>> Start SUPPLIED MATERIAL

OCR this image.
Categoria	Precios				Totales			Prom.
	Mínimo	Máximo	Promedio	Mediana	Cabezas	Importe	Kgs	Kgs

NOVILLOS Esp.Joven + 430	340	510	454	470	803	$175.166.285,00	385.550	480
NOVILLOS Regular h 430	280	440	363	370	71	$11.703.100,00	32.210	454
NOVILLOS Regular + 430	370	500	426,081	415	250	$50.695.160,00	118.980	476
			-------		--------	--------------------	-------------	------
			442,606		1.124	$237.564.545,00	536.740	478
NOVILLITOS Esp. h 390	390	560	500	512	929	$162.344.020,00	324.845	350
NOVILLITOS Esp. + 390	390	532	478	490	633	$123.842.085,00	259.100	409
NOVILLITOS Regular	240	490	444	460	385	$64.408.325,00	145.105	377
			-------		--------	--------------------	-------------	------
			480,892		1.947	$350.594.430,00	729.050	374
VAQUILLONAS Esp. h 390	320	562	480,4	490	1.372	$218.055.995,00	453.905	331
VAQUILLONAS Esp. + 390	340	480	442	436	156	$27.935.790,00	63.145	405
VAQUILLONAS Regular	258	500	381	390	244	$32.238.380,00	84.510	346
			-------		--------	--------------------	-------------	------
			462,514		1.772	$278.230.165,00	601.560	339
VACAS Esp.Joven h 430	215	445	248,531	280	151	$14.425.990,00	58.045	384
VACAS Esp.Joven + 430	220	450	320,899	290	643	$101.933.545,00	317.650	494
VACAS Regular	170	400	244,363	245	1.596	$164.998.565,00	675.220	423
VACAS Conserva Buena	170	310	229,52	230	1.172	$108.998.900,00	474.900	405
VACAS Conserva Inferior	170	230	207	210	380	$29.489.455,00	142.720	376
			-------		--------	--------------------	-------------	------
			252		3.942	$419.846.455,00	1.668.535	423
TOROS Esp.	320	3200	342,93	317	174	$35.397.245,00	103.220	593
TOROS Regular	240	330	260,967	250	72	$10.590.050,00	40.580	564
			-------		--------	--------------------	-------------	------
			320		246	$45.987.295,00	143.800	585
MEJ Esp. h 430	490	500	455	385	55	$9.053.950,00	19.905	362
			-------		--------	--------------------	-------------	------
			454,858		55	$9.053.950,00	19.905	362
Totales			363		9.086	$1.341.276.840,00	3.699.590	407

>> End SUPPLIED MATERIAL

EXERCISE OBJECTIVE: Return the entries above exactly, each one complete.

EXERCISE SOLUTION:
OCR this image.
Categoria	Precios				Totales			Prom.
	Mínimo	Máximo	Promedio	Mediana	Cabezas	Importe	Kgs	Kgs

NOVILLOS Esp.Joven + 430	340	510	454	470	803	$175.166.285,00	385.550	480
NOVILLOS Regular h 430	280	440	363	370	71	$11.703.100,00	32.210	454
NOVILLOS Regular + 430	370	500	426,081	415	250	$50.695.160,00	118.980	476
			-------		--------	--------------------	-------------	------
			442,606		1.124	$237.564.545,00	536.740	478
NOVILLITOS Esp. h 390	390	560	500	512	929	$162.344.020,00	324.845	350
NOVILLITOS Esp. + 390	390	532	478	490	633	$123.842.085,00	259.100	409
NOVILLITOS Regular	240	490	444	460	385	$64.408.325,00	145.105	377
			-------		--------	--------------------	-------------	------
			480,892		1.947	$350.594.430,00	729.050	374
VAQUILLONAS Esp. h 390	320	562	480,4	490	1.372	$218.055.995,00	453.905	331
VAQUILLONAS Esp. + 390	340	480	442	436	156	$27.935.790,00	63.145	405
VAQUILLONAS Regular	258	500	381	390	244	$32.238.380,00	84.510	346
			-------		--------	--------------------	-------------	------
			462,514		1.772	$278.230.165,00	601.560	339
VACAS Esp.Joven h 430	215	445	248,531	280	151	$14.425.990,00	58.045	384
VACAS Esp.Joven + 430	220	450	320,899	290	643	$101.933.545,00	317.650	494
VACAS Regular	170	400	244,363	245	1.596	$164.998.565,00	675.220	423
VACAS Conserva Buena	170	310	229,52	230	1.172	$108.998.900,00	474.900	405
VACAS Conserva Inferior	170	230	207	210	380	$29.489.455,00	142.720	376
			-------		--------	--------------------	-------------	------
			252		3.942	$419.846.455,00	1.668.535	423
TOROS Esp.	320	3200	342,93	317	174	$35.397.245,00	103.220	593
TOROS Regular	240	330	260,967	250	72	$10.590.050,00	40.580	564
			-------		--------	--------------------	-------------	------
			320		246	$45.987.295,00	143.800	585
MEJ Esp. h 430	490	500	455	385	55	$9.053.950,00	19.905	362
			-------		--------	--------------------	-------------	------
			454,858		55	$9.053.950,00	19.905	362
Totales			363		9.086	$1.341.276.840,00	3.699.590	407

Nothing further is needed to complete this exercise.